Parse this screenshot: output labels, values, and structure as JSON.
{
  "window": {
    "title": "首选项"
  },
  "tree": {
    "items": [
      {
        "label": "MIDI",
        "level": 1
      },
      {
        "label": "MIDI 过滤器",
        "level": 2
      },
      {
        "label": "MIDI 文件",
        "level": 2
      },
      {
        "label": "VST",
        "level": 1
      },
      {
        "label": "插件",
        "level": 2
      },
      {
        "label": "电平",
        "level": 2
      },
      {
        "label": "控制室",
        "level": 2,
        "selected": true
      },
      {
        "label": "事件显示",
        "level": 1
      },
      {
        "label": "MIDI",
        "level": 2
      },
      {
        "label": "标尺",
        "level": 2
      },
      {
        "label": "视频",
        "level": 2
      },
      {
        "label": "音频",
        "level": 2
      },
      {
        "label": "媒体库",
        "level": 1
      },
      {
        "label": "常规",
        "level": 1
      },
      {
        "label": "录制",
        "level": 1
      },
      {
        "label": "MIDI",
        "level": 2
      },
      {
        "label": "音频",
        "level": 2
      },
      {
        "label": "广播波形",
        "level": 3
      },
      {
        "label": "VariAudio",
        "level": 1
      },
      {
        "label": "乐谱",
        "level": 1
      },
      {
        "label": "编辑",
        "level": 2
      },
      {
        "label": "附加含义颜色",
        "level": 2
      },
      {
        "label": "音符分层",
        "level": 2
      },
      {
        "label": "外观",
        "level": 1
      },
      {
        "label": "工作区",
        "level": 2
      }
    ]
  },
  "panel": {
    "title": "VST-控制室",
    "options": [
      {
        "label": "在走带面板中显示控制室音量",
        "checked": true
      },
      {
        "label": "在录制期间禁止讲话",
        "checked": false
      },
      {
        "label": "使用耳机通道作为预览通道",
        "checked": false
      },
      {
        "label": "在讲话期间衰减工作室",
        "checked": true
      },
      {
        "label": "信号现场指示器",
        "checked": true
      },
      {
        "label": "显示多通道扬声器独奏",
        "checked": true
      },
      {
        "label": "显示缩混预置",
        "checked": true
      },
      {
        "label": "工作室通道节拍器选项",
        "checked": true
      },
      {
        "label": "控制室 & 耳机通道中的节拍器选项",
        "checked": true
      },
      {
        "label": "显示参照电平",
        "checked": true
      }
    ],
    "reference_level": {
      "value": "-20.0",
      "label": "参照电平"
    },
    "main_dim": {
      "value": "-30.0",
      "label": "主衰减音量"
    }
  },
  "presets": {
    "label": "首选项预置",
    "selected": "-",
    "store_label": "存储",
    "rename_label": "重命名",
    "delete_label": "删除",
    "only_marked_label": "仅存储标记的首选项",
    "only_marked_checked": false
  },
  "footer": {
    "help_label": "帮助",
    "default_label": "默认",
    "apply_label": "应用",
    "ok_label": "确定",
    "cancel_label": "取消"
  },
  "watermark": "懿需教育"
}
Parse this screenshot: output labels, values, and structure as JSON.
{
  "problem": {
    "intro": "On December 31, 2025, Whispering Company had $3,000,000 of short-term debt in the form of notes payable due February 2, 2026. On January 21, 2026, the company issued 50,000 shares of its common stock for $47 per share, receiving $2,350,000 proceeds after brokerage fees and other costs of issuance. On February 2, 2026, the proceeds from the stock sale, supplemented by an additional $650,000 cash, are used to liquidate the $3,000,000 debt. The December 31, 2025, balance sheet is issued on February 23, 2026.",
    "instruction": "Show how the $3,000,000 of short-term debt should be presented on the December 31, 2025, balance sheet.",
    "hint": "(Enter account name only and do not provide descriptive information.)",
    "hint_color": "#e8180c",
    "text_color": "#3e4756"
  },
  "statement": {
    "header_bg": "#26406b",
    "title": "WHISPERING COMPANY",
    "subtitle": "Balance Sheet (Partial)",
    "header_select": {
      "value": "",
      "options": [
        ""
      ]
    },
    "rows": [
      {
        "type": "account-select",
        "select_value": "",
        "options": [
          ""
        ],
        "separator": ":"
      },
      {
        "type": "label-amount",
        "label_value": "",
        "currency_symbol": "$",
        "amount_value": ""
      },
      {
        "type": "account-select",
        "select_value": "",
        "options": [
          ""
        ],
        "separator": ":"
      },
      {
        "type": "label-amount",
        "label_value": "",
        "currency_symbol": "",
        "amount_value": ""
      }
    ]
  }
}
· · · · · · ·
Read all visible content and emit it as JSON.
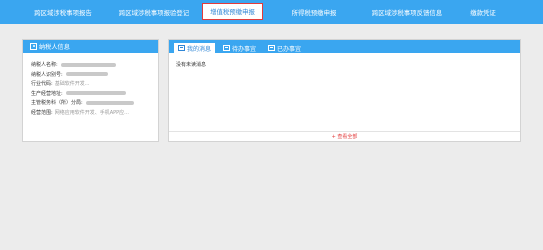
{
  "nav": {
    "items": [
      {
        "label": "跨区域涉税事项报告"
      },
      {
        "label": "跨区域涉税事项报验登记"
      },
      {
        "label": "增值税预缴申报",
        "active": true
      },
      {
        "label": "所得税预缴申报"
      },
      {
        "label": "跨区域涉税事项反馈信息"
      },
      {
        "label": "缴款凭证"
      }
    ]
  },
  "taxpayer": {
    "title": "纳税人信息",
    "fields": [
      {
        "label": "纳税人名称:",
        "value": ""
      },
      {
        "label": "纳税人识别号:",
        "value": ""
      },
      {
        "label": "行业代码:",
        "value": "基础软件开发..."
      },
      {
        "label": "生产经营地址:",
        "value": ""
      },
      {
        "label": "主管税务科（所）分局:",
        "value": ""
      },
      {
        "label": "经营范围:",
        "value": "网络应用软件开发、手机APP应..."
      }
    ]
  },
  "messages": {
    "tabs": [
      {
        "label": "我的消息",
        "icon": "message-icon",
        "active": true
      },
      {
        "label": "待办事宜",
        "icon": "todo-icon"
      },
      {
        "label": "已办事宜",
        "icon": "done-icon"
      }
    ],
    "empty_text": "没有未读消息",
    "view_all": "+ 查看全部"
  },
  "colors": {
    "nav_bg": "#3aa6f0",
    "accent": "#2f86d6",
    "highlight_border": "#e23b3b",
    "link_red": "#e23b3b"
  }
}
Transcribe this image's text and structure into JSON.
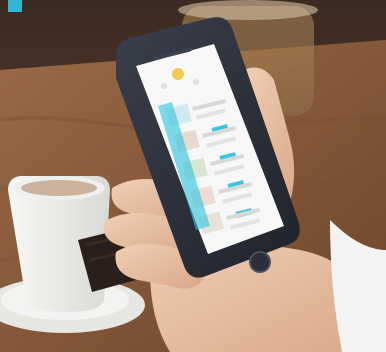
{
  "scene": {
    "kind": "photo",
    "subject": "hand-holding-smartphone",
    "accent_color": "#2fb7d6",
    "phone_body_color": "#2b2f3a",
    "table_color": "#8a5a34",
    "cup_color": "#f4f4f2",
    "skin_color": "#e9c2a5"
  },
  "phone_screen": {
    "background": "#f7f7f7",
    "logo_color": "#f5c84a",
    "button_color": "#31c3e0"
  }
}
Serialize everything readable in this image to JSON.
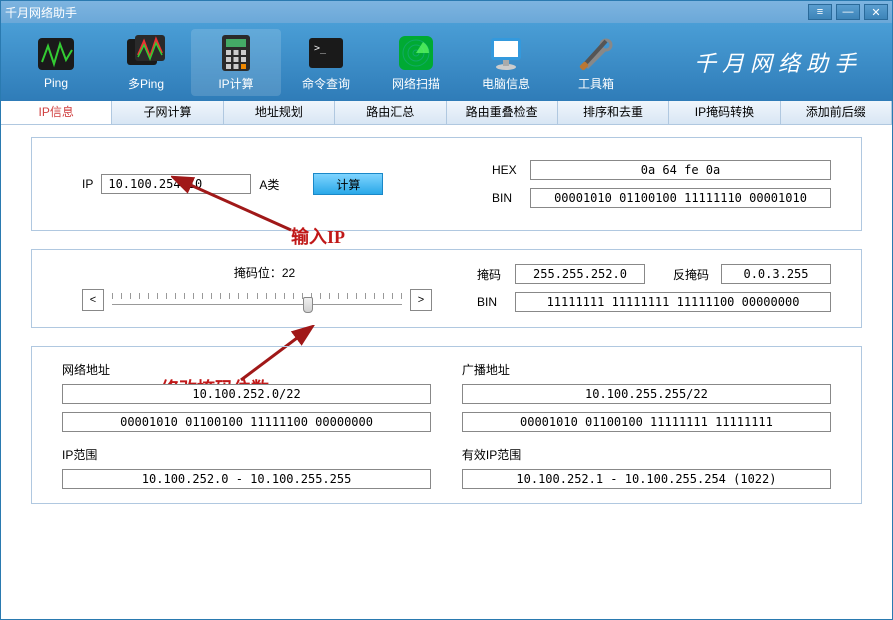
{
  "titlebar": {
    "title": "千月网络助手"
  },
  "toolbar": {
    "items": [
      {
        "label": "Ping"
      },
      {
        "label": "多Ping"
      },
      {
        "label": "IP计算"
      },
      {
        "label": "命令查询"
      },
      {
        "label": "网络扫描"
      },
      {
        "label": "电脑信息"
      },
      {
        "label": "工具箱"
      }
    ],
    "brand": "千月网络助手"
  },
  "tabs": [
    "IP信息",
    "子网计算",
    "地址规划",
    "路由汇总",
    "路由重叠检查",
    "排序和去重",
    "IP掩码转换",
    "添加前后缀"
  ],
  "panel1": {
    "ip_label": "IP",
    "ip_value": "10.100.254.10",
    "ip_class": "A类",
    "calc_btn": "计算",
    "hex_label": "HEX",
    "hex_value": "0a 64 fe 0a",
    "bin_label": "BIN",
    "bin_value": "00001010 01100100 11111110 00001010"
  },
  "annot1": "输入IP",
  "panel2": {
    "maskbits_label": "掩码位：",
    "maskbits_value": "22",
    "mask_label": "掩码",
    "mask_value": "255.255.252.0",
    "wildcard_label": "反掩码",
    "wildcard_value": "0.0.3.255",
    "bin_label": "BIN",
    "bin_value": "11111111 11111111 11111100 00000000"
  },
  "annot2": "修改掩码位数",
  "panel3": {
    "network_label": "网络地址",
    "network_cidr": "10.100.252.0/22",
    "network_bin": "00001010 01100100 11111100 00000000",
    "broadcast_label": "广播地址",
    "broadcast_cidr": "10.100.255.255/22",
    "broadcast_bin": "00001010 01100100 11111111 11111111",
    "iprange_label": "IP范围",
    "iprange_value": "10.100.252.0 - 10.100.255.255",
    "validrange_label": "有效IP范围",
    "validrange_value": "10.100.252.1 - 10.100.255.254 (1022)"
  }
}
· · · · · · ·
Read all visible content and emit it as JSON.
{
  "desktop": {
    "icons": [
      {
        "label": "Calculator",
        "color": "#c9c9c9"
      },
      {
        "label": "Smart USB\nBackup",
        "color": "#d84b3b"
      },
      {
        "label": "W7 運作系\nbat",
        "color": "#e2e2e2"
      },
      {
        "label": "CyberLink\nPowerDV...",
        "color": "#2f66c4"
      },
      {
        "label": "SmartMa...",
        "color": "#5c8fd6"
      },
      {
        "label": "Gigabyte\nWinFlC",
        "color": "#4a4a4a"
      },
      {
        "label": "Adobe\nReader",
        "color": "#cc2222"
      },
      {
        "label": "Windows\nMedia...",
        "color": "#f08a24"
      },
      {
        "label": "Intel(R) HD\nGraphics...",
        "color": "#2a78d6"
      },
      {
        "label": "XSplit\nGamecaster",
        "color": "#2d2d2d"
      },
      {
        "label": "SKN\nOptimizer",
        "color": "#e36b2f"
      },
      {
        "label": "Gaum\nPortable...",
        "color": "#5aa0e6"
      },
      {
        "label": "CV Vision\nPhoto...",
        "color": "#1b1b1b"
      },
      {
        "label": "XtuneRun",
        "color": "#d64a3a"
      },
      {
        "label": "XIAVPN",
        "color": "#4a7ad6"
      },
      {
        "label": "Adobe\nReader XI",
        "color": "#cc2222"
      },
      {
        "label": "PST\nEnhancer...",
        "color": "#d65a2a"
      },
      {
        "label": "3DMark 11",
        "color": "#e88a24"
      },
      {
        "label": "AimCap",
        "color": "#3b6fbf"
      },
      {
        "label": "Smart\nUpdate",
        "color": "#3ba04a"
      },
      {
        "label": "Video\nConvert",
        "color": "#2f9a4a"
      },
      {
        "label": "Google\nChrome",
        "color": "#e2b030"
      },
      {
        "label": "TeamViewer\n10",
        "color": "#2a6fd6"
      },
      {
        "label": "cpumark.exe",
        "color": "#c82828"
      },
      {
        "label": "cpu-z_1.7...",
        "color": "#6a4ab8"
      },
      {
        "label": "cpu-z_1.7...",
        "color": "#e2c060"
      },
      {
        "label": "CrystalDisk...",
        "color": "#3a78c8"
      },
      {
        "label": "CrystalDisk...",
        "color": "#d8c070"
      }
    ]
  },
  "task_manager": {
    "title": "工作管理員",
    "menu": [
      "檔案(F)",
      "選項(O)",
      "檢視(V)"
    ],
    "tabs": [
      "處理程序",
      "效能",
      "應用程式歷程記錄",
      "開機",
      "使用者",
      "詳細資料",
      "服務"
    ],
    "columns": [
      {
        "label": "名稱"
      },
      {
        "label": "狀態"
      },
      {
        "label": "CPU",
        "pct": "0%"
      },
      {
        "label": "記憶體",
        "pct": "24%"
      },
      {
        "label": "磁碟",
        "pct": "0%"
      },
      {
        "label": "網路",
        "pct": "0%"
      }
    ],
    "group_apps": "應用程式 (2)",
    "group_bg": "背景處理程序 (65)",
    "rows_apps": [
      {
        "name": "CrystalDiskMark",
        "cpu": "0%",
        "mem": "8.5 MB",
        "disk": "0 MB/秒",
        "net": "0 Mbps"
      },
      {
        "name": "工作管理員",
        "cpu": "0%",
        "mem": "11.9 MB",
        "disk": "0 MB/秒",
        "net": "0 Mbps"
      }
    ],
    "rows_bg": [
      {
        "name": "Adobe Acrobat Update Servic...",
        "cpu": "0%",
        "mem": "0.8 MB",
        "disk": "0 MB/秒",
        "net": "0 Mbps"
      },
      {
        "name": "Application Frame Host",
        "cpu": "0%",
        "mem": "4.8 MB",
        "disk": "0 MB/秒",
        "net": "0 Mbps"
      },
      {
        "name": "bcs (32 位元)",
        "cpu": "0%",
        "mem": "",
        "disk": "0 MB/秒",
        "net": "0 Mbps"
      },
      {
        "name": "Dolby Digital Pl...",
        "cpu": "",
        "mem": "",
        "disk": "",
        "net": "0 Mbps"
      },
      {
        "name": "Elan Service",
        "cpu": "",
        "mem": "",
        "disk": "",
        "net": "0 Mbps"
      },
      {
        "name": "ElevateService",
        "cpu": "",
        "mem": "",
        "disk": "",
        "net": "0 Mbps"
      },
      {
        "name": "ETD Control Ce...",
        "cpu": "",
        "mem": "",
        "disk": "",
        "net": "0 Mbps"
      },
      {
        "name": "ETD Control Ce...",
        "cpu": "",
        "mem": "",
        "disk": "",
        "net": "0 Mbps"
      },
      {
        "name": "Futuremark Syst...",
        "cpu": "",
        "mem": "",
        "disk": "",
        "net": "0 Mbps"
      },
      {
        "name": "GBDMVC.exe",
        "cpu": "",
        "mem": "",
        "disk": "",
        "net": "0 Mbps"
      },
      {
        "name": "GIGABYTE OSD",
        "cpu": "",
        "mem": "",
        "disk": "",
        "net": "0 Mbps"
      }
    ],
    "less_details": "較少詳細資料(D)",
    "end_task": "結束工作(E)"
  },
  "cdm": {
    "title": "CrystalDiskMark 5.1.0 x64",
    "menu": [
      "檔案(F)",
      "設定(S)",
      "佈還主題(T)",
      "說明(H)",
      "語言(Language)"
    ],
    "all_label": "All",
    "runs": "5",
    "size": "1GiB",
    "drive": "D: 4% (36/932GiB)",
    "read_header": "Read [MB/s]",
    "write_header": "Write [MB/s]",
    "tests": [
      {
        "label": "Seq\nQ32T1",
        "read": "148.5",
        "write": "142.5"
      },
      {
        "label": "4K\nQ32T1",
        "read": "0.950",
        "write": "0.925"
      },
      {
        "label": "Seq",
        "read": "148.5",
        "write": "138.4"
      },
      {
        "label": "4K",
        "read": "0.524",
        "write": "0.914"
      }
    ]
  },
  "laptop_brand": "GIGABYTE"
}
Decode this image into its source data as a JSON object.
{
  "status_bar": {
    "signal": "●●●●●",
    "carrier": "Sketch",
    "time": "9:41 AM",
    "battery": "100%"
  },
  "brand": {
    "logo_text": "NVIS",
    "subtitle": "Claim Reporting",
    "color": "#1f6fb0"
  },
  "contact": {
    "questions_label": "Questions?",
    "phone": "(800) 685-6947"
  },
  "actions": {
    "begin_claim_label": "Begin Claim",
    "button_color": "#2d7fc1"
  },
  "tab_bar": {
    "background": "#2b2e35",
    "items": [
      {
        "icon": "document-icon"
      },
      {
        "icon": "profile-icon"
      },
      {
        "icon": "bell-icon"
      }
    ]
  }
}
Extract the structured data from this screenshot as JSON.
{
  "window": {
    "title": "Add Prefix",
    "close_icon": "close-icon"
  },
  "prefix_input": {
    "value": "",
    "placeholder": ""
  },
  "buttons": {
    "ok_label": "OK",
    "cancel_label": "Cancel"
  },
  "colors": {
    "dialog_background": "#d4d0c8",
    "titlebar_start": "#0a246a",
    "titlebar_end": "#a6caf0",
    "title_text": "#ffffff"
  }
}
· · · · · · ·
Using the records above, pull out each line where the word "Claim" occurs.

    "subtitle": "Claim Reporting",
    "begin_claim_label": "Begin Claim",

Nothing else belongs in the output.